• _EXERCISE BRIEF_
Check every line below for the word "called" and copy each one that has it.

Rows from a dataset:
━━━━━━━━━━━━━━━━

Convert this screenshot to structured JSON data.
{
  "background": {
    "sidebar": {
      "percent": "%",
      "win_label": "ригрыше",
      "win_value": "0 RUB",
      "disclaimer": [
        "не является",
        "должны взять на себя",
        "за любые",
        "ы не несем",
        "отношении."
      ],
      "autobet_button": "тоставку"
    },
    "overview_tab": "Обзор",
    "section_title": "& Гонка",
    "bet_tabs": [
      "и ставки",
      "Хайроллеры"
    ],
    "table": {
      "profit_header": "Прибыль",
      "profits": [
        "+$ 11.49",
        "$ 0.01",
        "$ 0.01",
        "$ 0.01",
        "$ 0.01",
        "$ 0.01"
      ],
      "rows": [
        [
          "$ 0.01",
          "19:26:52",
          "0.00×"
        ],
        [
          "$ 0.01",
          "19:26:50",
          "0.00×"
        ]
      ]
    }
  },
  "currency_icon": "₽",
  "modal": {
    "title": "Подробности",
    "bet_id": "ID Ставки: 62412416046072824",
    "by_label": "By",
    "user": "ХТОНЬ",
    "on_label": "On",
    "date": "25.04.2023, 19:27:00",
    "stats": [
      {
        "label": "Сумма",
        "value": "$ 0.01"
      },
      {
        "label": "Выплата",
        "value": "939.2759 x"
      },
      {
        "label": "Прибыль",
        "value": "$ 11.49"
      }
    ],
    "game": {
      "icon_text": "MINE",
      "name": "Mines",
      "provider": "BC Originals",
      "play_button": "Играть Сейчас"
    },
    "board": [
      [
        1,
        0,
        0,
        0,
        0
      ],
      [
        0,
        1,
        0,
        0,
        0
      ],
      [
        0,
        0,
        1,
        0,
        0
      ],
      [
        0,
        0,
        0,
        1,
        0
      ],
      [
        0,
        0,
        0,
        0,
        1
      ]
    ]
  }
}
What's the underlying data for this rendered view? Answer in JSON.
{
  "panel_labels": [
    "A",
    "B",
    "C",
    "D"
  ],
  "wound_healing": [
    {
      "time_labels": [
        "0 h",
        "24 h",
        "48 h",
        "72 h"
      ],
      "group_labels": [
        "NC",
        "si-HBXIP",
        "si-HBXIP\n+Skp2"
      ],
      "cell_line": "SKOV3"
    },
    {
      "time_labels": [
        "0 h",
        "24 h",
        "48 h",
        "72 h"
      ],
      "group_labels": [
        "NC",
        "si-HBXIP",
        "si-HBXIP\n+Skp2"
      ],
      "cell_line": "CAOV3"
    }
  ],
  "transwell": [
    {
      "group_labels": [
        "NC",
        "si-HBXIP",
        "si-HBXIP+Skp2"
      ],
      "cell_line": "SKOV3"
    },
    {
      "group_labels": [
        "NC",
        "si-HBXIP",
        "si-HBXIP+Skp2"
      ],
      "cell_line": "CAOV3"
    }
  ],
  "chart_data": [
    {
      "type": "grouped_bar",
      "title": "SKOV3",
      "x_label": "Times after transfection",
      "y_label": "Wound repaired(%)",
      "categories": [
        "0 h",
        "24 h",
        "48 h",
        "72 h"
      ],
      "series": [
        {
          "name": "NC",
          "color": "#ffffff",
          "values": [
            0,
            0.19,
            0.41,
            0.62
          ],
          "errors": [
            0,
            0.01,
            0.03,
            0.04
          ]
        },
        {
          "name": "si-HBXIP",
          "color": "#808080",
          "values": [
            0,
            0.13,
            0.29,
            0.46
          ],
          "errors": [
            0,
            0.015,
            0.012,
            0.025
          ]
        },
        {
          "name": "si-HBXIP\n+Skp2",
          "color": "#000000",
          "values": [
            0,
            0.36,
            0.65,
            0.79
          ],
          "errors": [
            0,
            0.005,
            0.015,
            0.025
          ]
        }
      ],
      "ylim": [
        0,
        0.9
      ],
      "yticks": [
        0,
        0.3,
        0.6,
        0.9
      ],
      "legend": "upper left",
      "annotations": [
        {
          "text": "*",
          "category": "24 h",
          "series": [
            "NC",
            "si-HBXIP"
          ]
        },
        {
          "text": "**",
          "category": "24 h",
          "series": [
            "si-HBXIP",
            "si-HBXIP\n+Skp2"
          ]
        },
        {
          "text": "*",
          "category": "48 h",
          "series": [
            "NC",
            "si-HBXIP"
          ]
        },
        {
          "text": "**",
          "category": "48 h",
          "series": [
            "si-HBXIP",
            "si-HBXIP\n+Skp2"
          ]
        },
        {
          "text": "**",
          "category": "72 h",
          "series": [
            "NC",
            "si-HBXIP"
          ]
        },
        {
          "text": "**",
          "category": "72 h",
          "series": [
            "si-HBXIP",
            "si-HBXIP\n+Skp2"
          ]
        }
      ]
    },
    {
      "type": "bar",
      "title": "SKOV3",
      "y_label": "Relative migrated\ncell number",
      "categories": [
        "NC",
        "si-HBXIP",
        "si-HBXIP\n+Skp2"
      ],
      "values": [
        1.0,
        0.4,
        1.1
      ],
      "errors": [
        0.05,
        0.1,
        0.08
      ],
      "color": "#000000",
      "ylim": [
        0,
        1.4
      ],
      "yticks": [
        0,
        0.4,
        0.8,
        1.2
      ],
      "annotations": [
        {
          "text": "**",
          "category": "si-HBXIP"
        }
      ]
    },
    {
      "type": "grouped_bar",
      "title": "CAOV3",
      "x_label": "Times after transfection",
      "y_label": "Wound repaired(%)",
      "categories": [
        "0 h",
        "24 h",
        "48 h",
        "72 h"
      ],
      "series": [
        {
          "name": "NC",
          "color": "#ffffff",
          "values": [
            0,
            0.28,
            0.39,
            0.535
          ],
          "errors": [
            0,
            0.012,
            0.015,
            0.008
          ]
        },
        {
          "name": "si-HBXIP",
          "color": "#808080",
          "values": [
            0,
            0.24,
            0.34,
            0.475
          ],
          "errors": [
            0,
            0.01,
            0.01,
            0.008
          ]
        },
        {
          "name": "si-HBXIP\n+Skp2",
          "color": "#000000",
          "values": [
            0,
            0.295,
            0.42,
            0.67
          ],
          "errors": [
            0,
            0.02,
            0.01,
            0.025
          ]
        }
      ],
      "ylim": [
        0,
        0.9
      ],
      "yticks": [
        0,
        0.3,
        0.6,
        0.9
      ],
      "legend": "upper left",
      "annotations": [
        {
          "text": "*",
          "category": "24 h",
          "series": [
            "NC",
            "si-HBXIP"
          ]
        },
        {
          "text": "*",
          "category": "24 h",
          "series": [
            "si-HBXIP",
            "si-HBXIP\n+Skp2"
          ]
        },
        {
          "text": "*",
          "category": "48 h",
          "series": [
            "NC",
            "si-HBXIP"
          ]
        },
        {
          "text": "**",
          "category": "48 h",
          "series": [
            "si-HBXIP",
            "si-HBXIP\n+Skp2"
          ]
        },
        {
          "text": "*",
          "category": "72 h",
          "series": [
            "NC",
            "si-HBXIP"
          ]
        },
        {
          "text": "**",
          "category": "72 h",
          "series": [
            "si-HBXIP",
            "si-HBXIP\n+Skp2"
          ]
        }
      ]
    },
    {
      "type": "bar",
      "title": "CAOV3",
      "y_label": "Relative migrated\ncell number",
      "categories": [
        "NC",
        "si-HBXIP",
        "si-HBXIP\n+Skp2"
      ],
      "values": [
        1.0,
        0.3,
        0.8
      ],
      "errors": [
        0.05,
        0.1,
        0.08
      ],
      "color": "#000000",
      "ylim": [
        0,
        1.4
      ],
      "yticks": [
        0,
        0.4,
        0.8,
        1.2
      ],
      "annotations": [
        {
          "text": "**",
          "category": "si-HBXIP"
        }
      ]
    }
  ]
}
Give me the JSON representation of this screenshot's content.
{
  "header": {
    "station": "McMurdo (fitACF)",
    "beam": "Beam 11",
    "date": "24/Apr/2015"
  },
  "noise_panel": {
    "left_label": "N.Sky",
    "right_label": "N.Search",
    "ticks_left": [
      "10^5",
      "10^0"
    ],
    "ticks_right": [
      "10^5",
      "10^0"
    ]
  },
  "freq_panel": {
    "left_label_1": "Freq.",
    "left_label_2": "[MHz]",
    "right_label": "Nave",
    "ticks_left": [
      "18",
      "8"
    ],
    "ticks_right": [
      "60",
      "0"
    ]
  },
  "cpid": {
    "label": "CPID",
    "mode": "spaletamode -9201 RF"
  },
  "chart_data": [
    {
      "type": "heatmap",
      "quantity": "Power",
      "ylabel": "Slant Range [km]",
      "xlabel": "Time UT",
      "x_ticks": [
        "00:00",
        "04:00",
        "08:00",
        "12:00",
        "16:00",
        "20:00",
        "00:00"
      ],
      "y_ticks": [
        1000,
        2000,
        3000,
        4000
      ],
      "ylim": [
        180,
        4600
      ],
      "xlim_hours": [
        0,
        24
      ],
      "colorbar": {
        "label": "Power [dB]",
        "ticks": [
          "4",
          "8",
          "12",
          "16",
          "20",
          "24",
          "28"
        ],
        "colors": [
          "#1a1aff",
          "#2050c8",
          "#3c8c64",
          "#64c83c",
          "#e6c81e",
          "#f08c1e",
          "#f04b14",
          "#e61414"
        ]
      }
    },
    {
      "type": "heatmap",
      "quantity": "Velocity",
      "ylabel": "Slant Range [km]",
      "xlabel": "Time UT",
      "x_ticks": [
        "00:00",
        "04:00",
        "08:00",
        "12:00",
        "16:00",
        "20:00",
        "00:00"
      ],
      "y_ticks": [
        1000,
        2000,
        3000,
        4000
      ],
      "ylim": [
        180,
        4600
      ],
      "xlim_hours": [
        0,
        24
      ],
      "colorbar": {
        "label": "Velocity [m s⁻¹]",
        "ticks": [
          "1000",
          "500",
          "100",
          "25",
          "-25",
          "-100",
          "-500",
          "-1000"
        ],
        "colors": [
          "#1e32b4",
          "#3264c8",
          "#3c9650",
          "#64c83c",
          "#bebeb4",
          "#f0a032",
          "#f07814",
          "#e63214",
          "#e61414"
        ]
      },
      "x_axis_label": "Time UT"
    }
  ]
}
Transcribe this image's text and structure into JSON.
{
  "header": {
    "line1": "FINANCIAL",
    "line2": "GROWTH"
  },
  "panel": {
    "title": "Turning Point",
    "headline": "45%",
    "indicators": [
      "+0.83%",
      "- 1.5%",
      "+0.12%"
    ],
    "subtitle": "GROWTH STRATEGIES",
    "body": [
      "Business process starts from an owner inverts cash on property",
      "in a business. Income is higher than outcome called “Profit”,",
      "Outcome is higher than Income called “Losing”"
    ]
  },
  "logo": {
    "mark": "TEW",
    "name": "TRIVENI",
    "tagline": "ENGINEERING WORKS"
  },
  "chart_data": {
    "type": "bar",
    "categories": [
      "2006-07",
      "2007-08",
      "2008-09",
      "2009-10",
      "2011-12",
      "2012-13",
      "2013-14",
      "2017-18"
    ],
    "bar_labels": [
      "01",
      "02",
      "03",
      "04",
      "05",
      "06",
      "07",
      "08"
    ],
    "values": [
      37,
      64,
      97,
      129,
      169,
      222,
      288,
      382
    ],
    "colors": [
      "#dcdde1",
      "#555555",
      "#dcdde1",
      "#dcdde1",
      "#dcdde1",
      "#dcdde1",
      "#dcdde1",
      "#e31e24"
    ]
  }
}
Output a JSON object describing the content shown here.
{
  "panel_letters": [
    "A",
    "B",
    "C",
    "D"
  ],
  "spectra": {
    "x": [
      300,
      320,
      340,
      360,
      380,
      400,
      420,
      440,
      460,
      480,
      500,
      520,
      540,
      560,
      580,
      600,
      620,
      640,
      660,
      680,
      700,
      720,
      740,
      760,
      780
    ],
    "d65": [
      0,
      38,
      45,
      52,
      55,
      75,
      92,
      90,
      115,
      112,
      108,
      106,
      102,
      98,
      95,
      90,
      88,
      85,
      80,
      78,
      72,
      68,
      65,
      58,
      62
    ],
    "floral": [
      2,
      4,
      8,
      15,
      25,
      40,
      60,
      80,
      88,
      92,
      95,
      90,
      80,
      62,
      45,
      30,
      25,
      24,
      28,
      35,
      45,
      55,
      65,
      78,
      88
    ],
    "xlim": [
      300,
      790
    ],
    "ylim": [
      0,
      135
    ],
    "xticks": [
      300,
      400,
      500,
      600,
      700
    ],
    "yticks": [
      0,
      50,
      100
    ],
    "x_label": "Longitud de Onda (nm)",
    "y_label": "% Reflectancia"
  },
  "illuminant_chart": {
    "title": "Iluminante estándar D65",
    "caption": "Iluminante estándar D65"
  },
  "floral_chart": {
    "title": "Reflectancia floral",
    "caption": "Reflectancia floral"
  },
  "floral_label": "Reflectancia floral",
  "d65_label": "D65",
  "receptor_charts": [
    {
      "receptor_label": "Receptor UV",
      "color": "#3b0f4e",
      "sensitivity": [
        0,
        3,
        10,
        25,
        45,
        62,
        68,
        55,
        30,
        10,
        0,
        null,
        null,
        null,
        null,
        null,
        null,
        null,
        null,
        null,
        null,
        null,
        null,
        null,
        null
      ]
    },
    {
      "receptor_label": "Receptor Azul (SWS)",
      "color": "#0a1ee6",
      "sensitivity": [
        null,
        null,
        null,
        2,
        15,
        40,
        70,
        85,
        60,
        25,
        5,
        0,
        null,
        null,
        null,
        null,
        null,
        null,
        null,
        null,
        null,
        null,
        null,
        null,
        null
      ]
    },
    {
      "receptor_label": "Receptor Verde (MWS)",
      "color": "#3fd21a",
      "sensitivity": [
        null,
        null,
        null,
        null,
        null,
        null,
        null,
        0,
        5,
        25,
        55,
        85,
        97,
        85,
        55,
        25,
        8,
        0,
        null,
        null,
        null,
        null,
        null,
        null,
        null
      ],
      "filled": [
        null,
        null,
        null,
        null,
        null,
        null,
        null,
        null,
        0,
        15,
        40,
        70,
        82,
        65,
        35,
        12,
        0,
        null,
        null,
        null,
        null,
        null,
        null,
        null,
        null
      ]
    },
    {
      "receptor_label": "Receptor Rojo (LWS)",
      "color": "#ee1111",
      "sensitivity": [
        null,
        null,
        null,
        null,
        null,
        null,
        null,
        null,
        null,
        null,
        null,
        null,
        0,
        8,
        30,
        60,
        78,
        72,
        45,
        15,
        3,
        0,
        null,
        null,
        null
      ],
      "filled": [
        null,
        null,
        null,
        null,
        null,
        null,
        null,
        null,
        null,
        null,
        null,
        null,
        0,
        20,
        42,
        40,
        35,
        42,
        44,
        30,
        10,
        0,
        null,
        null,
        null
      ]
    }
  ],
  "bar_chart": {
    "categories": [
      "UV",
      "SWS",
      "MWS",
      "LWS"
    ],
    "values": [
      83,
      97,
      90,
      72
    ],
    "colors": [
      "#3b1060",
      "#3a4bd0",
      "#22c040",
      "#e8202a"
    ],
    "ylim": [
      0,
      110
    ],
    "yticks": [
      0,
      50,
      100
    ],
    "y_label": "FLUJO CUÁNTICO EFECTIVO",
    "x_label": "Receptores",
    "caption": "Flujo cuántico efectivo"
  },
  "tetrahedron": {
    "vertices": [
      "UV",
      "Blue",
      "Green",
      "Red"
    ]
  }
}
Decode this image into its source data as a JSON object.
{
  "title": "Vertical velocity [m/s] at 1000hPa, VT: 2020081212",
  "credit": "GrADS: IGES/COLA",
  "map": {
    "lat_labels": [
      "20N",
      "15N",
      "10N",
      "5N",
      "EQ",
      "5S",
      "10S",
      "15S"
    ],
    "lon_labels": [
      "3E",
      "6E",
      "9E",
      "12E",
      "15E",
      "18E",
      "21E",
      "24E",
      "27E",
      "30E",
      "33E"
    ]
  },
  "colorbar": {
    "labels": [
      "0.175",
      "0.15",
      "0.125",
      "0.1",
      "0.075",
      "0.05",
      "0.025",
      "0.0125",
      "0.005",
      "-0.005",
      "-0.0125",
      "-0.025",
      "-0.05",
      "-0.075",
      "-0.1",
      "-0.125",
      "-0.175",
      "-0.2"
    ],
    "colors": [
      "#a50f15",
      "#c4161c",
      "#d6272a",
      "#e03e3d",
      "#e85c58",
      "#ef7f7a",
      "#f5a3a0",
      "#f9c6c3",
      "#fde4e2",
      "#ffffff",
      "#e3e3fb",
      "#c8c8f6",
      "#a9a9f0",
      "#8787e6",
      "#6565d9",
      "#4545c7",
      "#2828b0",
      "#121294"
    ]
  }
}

━━━━━━━━━━━━━━━━

• _EXERCISE ANSWER_
      "in a business. Income is higher than outcome called “Profit”,",
      "Outcome is higher than Income called “Losing”"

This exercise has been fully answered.